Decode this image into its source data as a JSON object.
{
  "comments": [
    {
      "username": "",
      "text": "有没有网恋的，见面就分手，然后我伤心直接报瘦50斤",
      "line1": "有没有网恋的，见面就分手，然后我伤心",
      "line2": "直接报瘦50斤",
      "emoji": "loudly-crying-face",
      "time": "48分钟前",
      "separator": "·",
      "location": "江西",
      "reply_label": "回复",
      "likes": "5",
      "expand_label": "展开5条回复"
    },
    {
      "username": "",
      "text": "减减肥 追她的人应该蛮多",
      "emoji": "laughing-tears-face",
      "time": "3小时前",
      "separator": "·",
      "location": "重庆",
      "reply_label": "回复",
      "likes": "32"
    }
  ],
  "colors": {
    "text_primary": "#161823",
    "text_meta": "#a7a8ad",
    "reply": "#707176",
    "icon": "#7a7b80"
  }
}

== == ==

### CHALLENGE
For each line above that contains the word "emoji", copy that line.

### EXERCISE SOLUTION
      "emoji": "loudly-crying-face",
      "emoji": "laughing-tears-face",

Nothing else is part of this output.